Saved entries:
· · ·

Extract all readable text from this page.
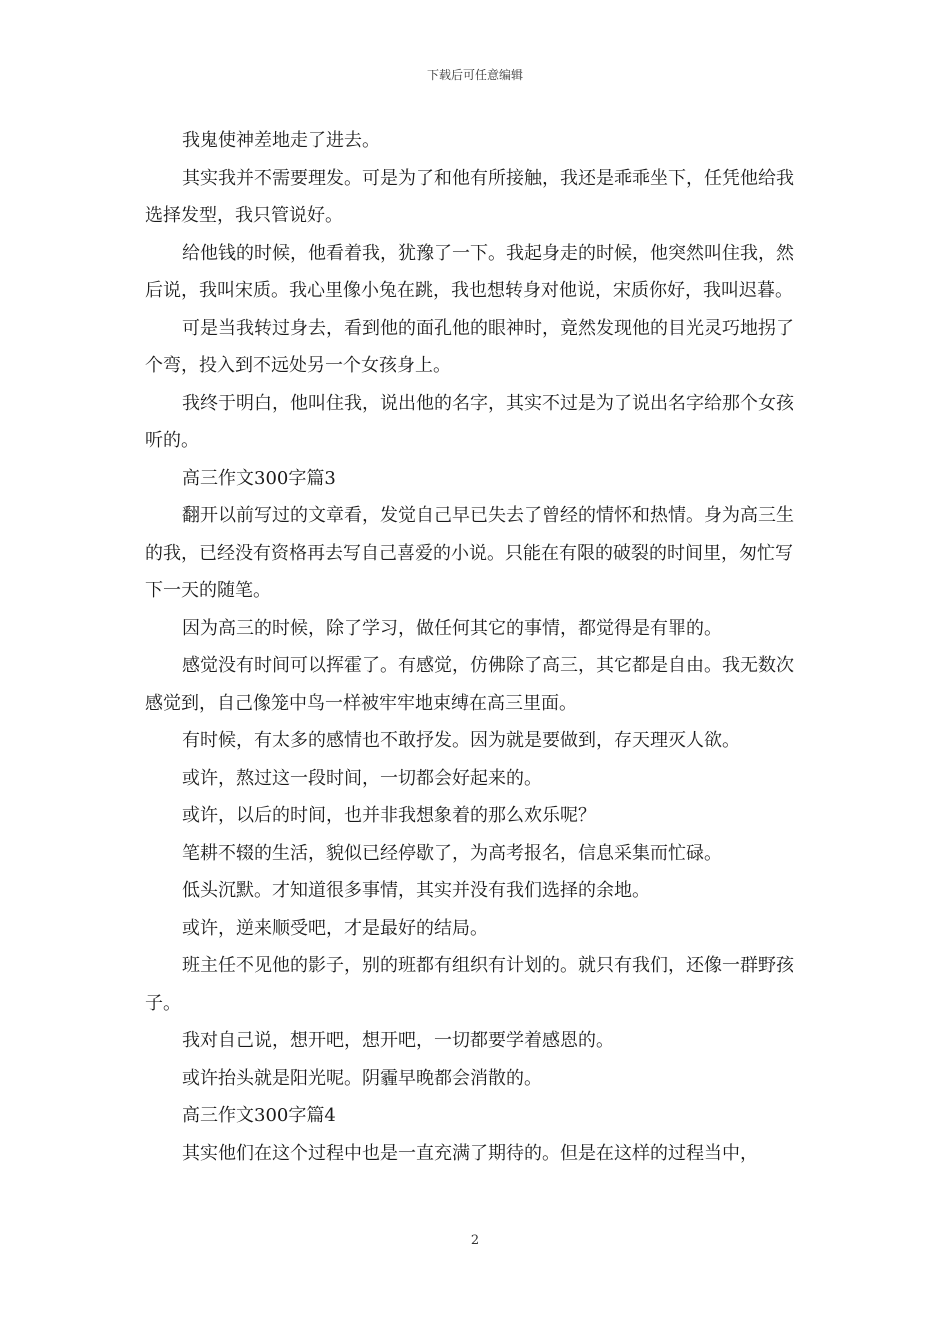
下载后可任意编辑

我鬼使神差地走了进去。

其实我并不需要理发。可是为了和他有所接触，我还是乖乖坐下，任凭他给我选择发型，我只管说好。

给他钱的时候，他看着我，犹豫了一下。我起身走的时候，他突然叫住我，然后说，我叫宋质。我心里像小兔在跳，我也想转身对他说，宋质你好，我叫迟暮。

可是当我转过身去，看到他的面孔他的眼神时，竟然发现他的目光灵巧地拐了个弯，投入到不远处另一个女孩身上。

我终于明白，他叫住我，说出他的名字，其实不过是为了说出名字给那个女孩听的。

高三作文300字篇3

翻开以前写过的文章看，发觉自己早已失去了曾经的情怀和热情。身为高三生的我，已经没有资格再去写自己喜爱的小说。只能在有限的破裂的时间里，匆忙写下一天的随笔。

因为高三的时候，除了学习，做任何其它的事情，都觉得是有罪的。

感觉没有时间可以挥霍了。有感觉，仿佛除了高三，其它都是自由。我无数次感觉到，自己像笼中鸟一样被牢牢地束缚在高三里面。

有时候，有太多的感情也不敢抒发。因为就是要做到，存天理灭人欲。

或许，熬过这一段时间，一切都会好起来的。

或许，以后的时间，也并非我想象着的那么欢乐呢？

笔耕不辍的生活，貌似已经停歇了，为高考报名，信息采集而忙碌。

低头沉默。才知道很多事情，其实并没有我们选择的余地。

或许，逆来顺受吧，才是最好的结局。

班主任不见他的影子，别的班都有组织有计划的。就只有我们，还像一群野孩子。

我对自己说，想开吧，想开吧，一切都要学着感恩的。

或许抬头就是阳光呢。阴霾早晚都会消散的。

高三作文300字篇4

其实他们在这个过程中也是一直充满了期待的。但是在这样的过程当中，

2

· · ·

Please repeat the entries exactly. Do not include the pictures.

Extract all readable text from this page.
下载后可任意编辑

我鬼使神差地走了进去。

其实我并不需要理发。可是为了和他有所接触，我还是乖乖坐下，任凭他给我选择发型，我只管说好。

给他钱的时候，他看着我，犹豫了一下。我起身走的时候，他突然叫住我，然后说，我叫宋质。我心里像小兔在跳，我也想转身对他说，宋质你好，我叫迟暮。

可是当我转过身去，看到他的面孔他的眼神时，竟然发现他的目光灵巧地拐了个弯，投入到不远处另一个女孩身上。

我终于明白，他叫住我，说出他的名字，其实不过是为了说出名字给那个女孩听的。

高三作文300字篇3

翻开以前写过的文章看，发觉自己早已失去了曾经的情怀和热情。身为高三生的我，已经没有资格再去写自己喜爱的小说。只能在有限的破裂的时间里，匆忙写下一天的随笔。

因为高三的时候，除了学习，做任何其它的事情，都觉得是有罪的。

感觉没有时间可以挥霍了。有感觉，仿佛除了高三，其它都是自由。我无数次感觉到，自己像笼中鸟一样被牢牢地束缚在高三里面。

有时候，有太多的感情也不敢抒发。因为就是要做到，存天理灭人欲。

或许，熬过这一段时间，一切都会好起来的。

或许，以后的时间，也并非我想象着的那么欢乐呢？

笔耕不辍的生活，貌似已经停歇了，为高考报名，信息采集而忙碌。

低头沉默。才知道很多事情，其实并没有我们选择的余地。

或许，逆来顺受吧，才是最好的结局。

班主任不见他的影子，别的班都有组织有计划的。就只有我们，还像一群野孩子。

我对自己说，想开吧，想开吧，一切都要学着感恩的。

或许抬头就是阳光呢。阴霾早晚都会消散的。

高三作文300字篇4

其实他们在这个过程中也是一直充满了期待的。但是在这样的过程当中，

2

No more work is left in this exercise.